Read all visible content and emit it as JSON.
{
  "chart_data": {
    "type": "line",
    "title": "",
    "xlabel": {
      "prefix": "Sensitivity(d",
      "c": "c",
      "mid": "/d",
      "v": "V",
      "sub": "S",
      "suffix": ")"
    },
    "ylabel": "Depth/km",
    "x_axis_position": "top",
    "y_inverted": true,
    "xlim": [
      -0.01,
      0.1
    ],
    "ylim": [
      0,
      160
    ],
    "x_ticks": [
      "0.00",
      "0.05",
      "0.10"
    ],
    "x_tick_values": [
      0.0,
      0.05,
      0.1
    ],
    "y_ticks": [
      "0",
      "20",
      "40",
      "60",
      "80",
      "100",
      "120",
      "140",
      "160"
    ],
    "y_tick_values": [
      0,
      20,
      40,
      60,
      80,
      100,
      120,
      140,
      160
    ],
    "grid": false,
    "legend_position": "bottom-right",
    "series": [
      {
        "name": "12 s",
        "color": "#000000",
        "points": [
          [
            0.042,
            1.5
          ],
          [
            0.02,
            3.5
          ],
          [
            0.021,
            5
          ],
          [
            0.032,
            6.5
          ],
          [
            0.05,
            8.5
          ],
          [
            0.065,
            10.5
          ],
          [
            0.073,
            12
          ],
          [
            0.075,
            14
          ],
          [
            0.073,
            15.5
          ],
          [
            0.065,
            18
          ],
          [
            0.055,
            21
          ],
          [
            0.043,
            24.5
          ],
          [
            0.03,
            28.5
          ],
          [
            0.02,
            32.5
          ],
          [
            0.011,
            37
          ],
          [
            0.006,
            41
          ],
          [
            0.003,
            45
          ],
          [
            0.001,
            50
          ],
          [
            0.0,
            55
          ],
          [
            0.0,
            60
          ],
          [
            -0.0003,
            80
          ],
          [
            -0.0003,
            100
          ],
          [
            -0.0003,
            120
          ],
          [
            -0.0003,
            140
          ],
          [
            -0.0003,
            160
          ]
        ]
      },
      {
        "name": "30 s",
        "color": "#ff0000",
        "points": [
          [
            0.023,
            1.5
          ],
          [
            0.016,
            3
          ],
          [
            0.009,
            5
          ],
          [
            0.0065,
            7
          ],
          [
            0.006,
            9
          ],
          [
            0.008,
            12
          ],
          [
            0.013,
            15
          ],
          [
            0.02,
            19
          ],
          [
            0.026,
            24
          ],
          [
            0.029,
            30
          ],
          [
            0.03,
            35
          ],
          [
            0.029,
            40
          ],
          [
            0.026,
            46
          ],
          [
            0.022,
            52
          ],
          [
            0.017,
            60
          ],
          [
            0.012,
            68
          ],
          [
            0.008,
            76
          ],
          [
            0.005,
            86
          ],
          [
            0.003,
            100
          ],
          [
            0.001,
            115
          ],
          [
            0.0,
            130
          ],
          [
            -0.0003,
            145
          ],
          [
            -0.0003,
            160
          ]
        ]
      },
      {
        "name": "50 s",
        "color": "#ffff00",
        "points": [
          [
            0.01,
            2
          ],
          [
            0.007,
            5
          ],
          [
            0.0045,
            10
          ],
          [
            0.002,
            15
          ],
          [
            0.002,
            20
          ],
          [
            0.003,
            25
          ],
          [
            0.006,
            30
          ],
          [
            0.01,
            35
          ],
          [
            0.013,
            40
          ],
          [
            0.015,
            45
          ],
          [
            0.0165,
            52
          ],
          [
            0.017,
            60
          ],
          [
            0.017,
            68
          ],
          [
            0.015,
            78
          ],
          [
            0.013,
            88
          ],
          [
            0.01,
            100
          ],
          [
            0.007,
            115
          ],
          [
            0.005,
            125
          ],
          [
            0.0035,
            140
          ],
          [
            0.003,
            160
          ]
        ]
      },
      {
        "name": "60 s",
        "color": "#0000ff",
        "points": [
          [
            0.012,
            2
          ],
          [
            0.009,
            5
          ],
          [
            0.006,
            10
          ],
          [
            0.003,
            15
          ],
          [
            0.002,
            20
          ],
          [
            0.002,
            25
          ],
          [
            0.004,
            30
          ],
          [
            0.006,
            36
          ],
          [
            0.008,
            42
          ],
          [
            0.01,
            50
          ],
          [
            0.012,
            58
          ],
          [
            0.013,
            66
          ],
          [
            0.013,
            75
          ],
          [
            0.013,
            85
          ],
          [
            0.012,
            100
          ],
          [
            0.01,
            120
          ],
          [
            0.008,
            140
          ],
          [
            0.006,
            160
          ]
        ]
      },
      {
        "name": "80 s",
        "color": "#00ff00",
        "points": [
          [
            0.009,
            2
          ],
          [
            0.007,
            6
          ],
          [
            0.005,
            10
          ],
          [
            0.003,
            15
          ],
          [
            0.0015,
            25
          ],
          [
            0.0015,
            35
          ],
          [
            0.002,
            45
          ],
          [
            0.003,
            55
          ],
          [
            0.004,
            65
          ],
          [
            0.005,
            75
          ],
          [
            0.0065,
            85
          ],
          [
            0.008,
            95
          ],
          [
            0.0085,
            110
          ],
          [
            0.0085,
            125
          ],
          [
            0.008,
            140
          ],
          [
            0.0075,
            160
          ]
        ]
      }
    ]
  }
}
________________
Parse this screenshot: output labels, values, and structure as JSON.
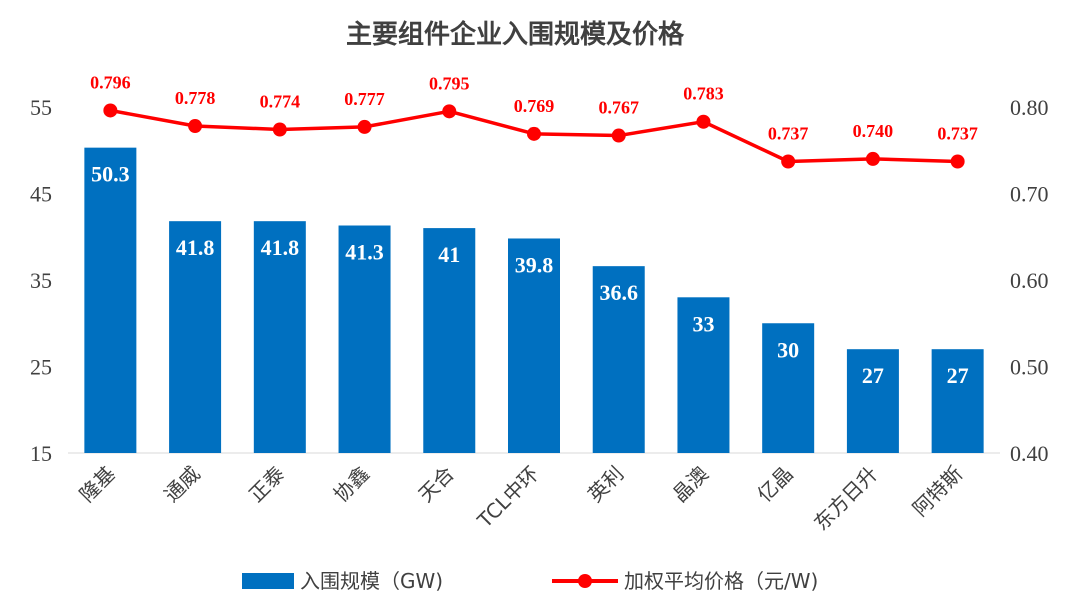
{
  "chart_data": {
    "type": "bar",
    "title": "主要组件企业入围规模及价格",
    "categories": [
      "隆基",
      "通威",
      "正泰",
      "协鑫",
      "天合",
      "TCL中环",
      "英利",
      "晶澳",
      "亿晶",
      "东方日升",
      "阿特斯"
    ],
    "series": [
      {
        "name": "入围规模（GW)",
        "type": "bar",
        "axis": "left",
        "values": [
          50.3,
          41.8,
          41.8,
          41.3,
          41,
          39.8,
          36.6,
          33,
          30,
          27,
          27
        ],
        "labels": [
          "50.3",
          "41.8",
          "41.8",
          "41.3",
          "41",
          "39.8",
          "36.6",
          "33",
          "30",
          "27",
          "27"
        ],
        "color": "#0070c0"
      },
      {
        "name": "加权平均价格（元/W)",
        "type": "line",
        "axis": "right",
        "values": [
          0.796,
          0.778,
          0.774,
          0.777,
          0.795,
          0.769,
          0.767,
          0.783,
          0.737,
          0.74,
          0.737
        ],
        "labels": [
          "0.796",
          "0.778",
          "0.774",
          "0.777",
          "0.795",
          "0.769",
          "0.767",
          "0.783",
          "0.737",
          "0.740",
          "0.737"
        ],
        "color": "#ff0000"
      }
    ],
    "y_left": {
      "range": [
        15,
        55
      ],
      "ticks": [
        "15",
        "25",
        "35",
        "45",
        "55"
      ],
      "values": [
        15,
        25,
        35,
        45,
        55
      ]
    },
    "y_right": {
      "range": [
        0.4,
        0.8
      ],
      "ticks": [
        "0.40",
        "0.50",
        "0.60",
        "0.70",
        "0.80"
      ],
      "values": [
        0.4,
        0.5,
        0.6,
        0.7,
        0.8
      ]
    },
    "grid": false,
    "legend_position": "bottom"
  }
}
________________
# [WHAT IS REQUIRED]
Say how many lines in this listing hold the string "name", giving the count and nothing more.

# [SOLUTION BELOW]
7